Exercise prompt
Copy each line where the word "change" occurs.

Materials provided
— Begin —
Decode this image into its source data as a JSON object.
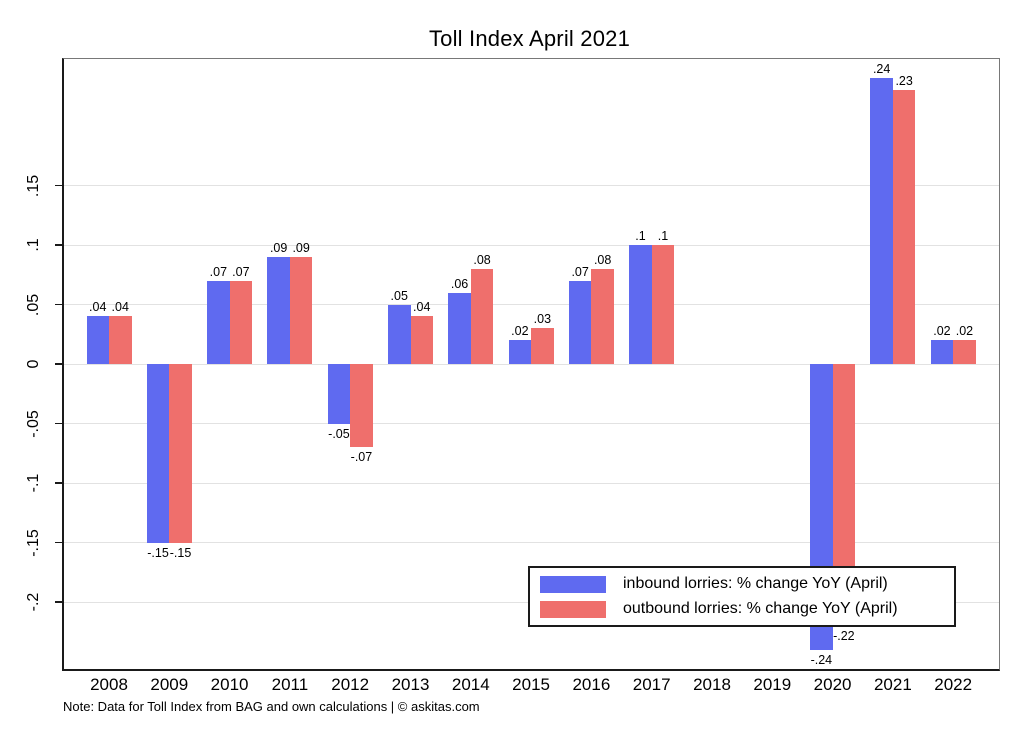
{
  "chart_data": {
    "type": "bar",
    "title": "Toll Index April 2021",
    "categories": [
      "2008",
      "2009",
      "2010",
      "2011",
      "2012",
      "2013",
      "2014",
      "2015",
      "2016",
      "2017",
      "2018",
      "2019",
      "2020",
      "2021",
      "2022"
    ],
    "series": [
      {
        "name": "inbound lorries: % change YoY (April)",
        "color": "#5f6af0",
        "values": [
          0.04,
          -0.15,
          0.07,
          0.09,
          -0.05,
          0.05,
          0.06,
          0.02,
          0.07,
          0.1,
          null,
          null,
          -0.24,
          0.24,
          0.02
        ],
        "labels": [
          ".04",
          "-.15",
          ".07",
          ".09",
          "-.05",
          ".05",
          ".06",
          ".02",
          ".07",
          ".1",
          "",
          "",
          "-.24",
          ".24",
          ".02"
        ]
      },
      {
        "name": "outbound lorries: % change YoY (April)",
        "color": "#ef6f6c",
        "values": [
          0.04,
          -0.15,
          0.07,
          0.09,
          -0.07,
          0.04,
          0.08,
          0.03,
          0.08,
          0.1,
          null,
          null,
          -0.22,
          0.23,
          0.02
        ],
        "labels": [
          ".04",
          "-.15",
          ".07",
          ".09",
          "-.07",
          ".04",
          ".08",
          ".03",
          ".08",
          ".1",
          "",
          "",
          "-.22",
          ".23",
          ".02"
        ]
      }
    ],
    "y_axis": {
      "ticks": [
        0.15,
        0.1,
        0.05,
        0,
        -0.05,
        -0.1,
        -0.15,
        -0.2
      ],
      "tick_labels": [
        ".15",
        ".1",
        ".05",
        "0",
        "-.05",
        "-.1",
        "-.15",
        "-.2"
      ],
      "range": [
        -0.256,
        0.256
      ]
    },
    "grid": true,
    "legend_position": "inside-bottom-right",
    "note": "Note: Data for Toll Index from BAG and own calculations | © askitas.com"
  }
}
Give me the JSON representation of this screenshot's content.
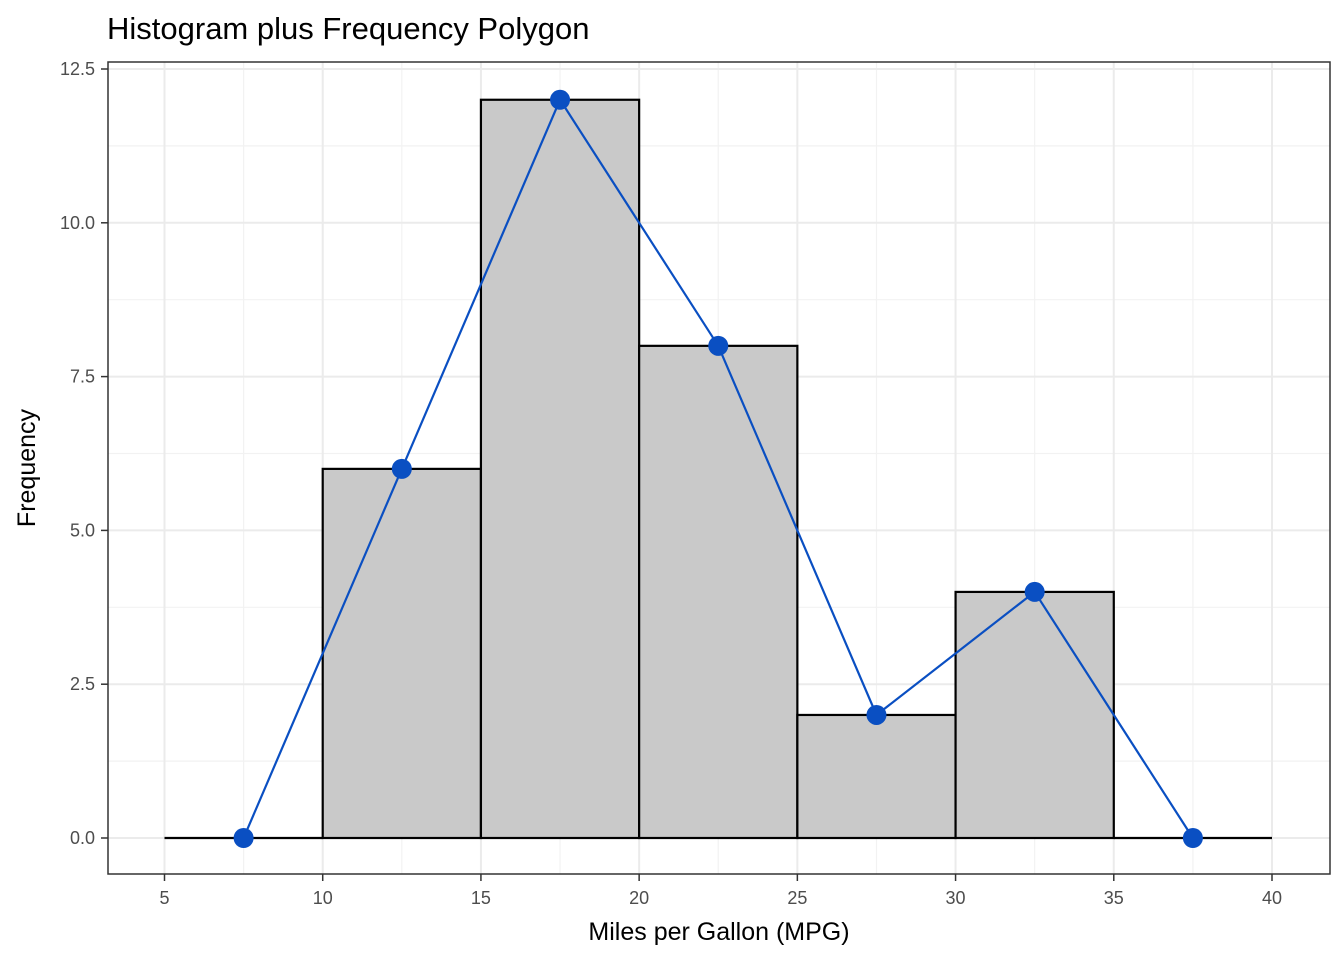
{
  "chart_data": {
    "type": "bar",
    "title": "Histogram plus Frequency Polygon",
    "xlabel": "Miles per Gallon (MPG)",
    "ylabel": "Frequency",
    "xlim": [
      5,
      40
    ],
    "ylim": [
      0,
      12.5
    ],
    "x_ticks": [
      "5",
      "10",
      "15",
      "20",
      "25",
      "30",
      "35",
      "40"
    ],
    "y_ticks": [
      "0.0",
      "2.5",
      "5.0",
      "7.5",
      "10.0",
      "12.5"
    ],
    "bins": [
      {
        "start": 5,
        "end": 10,
        "count": 0
      },
      {
        "start": 10,
        "end": 15,
        "count": 6
      },
      {
        "start": 15,
        "end": 20,
        "count": 12
      },
      {
        "start": 20,
        "end": 25,
        "count": 8
      },
      {
        "start": 25,
        "end": 30,
        "count": 2
      },
      {
        "start": 30,
        "end": 35,
        "count": 4
      },
      {
        "start": 35,
        "end": 40,
        "count": 0
      }
    ],
    "polygon": {
      "x": [
        7.5,
        12.5,
        17.5,
        22.5,
        27.5,
        32.5,
        37.5
      ],
      "y": [
        0,
        6,
        12,
        8,
        2,
        4,
        0
      ]
    },
    "grid": true,
    "colors": {
      "bar_fill": "#c9c9c9",
      "bar_outline": "#000000",
      "polygon": "#0a4fc2"
    }
  }
}
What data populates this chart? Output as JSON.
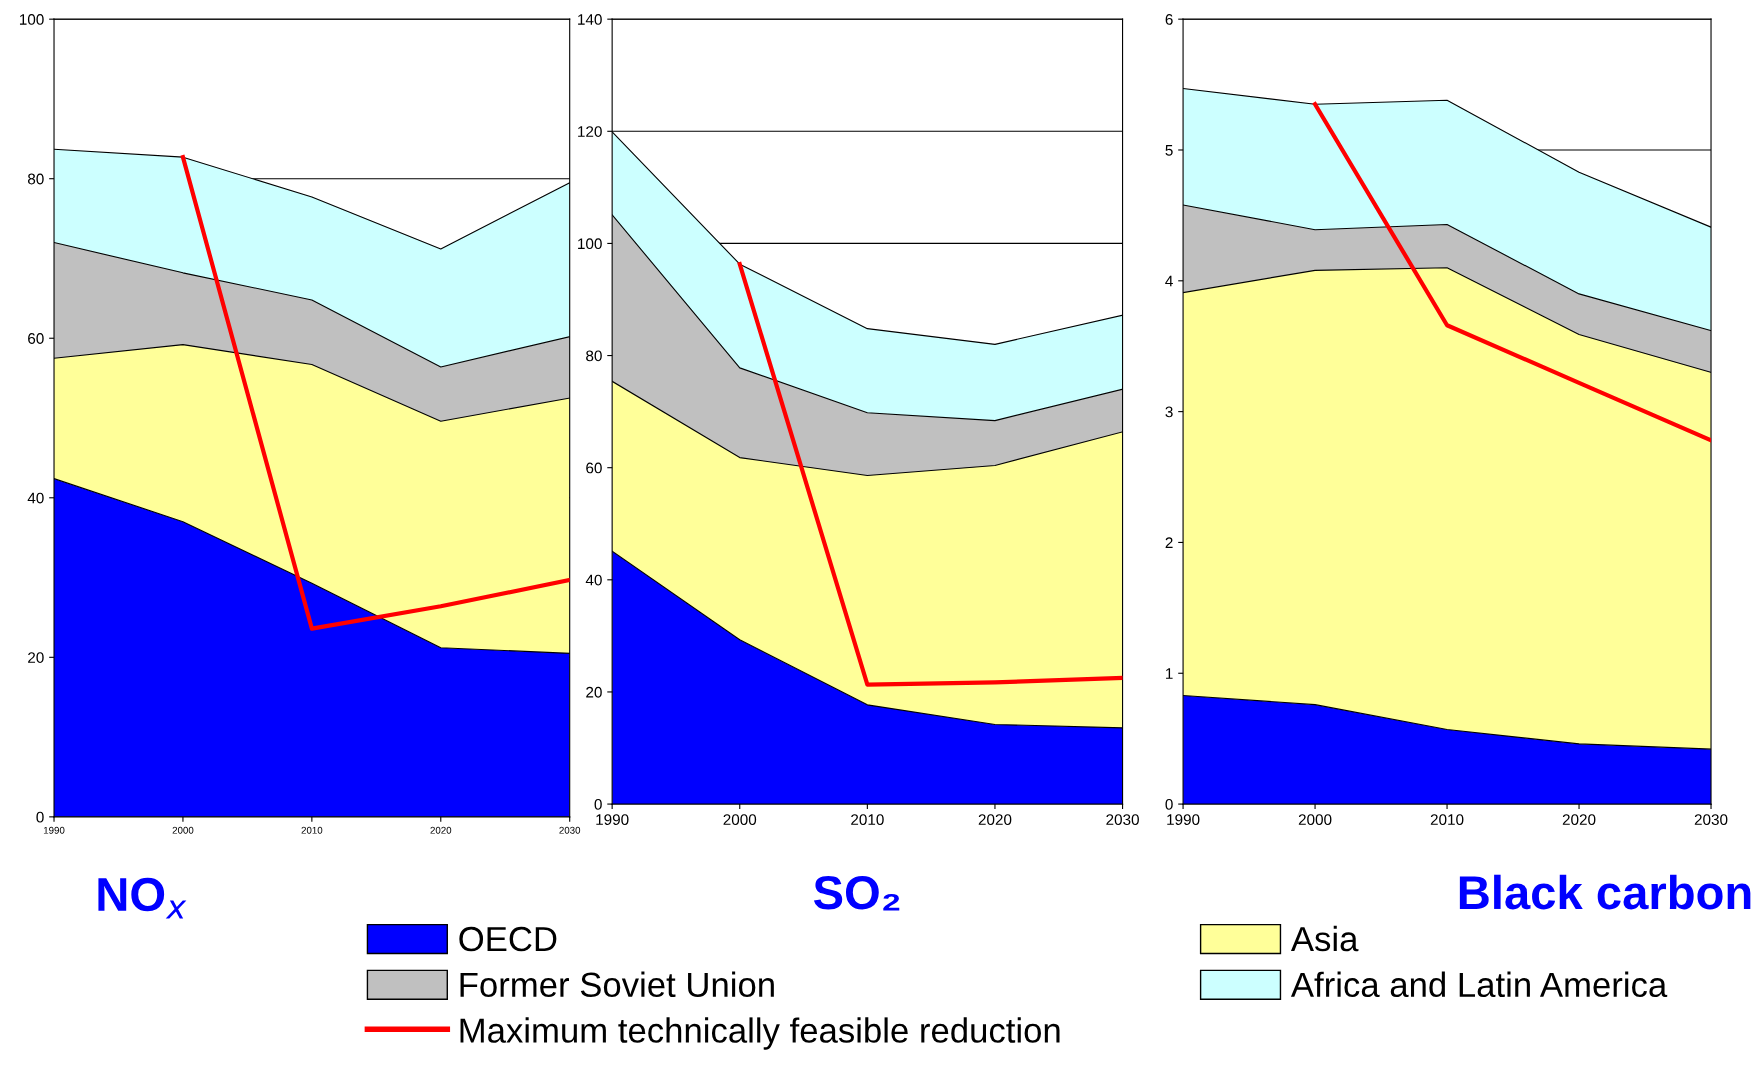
{
  "chart_data": [
    {
      "type": "area",
      "title": "NO$_{x}$",
      "stacked": true,
      "x": [
        1990,
        2000,
        2010,
        2020,
        2030
      ],
      "xlim": [
        1990,
        2030
      ],
      "xticks": [
        1990,
        2000,
        2010,
        2020,
        2030
      ],
      "ylim": [
        0,
        100
      ],
      "yticks": [
        0,
        20,
        40,
        60,
        80,
        100
      ],
      "grid": "y",
      "legend": "bottom",
      "series": [
        {
          "name": "OECD",
          "color": "#0000ff",
          "values": [
            42.4,
            37.0,
            29.3,
            21.2,
            20.5
          ]
        },
        {
          "name": "Asia",
          "color": "#ffff99",
          "values": [
            15.1,
            22.2,
            27.4,
            28.4,
            32.0
          ]
        },
        {
          "name": "Former Soviet Union",
          "color": "#c0c0c0",
          "values": [
            14.5,
            9.0,
            8.1,
            6.8,
            7.7
          ]
        },
        {
          "name": "Africa and Latin America",
          "color": "#ccffff",
          "values": [
            11.7,
            14.5,
            12.9,
            14.8,
            19.3
          ]
        },
        {
          "name": "Maximum technically feasible reduction",
          "type": "line",
          "color": "#ff0000",
          "x": [
            2000,
            2010,
            2020,
            2030
          ],
          "values": [
            82.7,
            23.6,
            26.4,
            29.7
          ]
        }
      ]
    },
    {
      "type": "area",
      "title": "SO₂",
      "stacked": true,
      "x": [
        1990,
        2000,
        2010,
        2020,
        2030
      ],
      "xlim": [
        1990,
        2030
      ],
      "xticks": [
        1990,
        2000,
        2010,
        2020,
        2030
      ],
      "ylim": [
        0,
        140
      ],
      "yticks": [
        0,
        20,
        40,
        60,
        80,
        100,
        120,
        140
      ],
      "grid": "y",
      "series": [
        {
          "color": "#0000ff",
          "values": [
            45.1,
            29.3,
            17.7,
            14.2,
            13.6
          ]
        },
        {
          "color": "#ffff99",
          "values": [
            30.3,
            32.5,
            40.9,
            46.2,
            52.8
          ]
        },
        {
          "color": "#c0c0c0",
          "values": [
            29.7,
            16.0,
            11.2,
            8.0,
            7.6
          ]
        },
        {
          "color": "#ccffff",
          "values": [
            14.8,
            18.5,
            15.0,
            13.6,
            13.2
          ]
        },
        {
          "type": "line",
          "color": "#ff0000",
          "x": [
            2000,
            2010,
            2020,
            2030
          ],
          "values": [
            96.3,
            21.3,
            21.7,
            22.5
          ]
        }
      ]
    },
    {
      "type": "area",
      "title": "Black carbon",
      "stacked": true,
      "x": [
        1990,
        2000,
        2010,
        2020,
        2030
      ],
      "xlim": [
        1990,
        2030
      ],
      "xticks": [
        1990,
        2000,
        2010,
        2020,
        2030
      ],
      "ylim": [
        0,
        6
      ],
      "yticks": [
        0,
        1,
        2,
        3,
        4,
        5,
        6
      ],
      "grid": "y",
      "series": [
        {
          "color": "#0000ff",
          "values": [
            0.83,
            0.76,
            0.57,
            0.46,
            0.42
          ]
        },
        {
          "color": "#ffff99",
          "values": [
            3.08,
            3.32,
            3.53,
            3.13,
            2.88
          ]
        },
        {
          "color": "#c0c0c0",
          "values": [
            0.67,
            0.31,
            0.33,
            0.31,
            0.32
          ]
        },
        {
          "color": "#ccffff",
          "values": [
            0.89,
            0.96,
            0.95,
            0.93,
            0.79
          ]
        },
        {
          "type": "line",
          "color": "#ff0000",
          "x": [
            2000,
            2010,
            2020,
            2030
          ],
          "values": [
            5.35,
            3.66,
            3.22,
            2.78
          ]
        }
      ]
    }
  ]
}
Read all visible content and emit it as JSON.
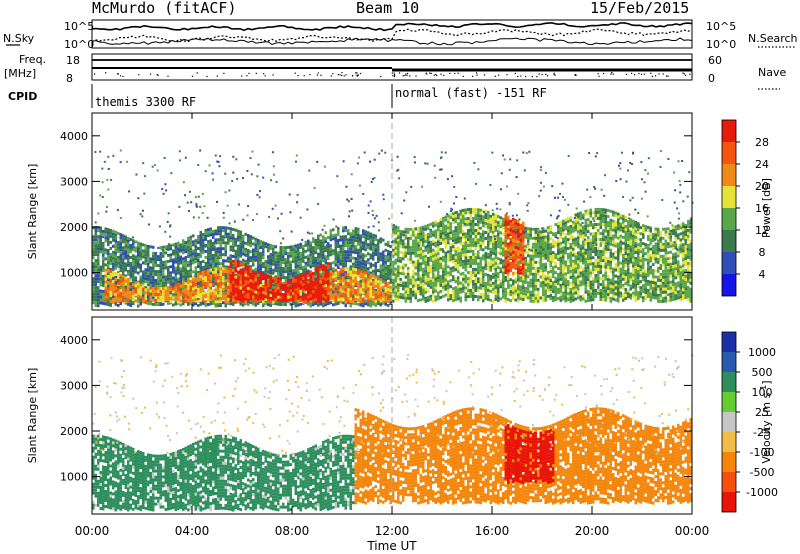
— End —
Written solution
        "name": "inbound lorries: % change YoY (April)",
        "name": "outbound lorries: % change YoY (April)",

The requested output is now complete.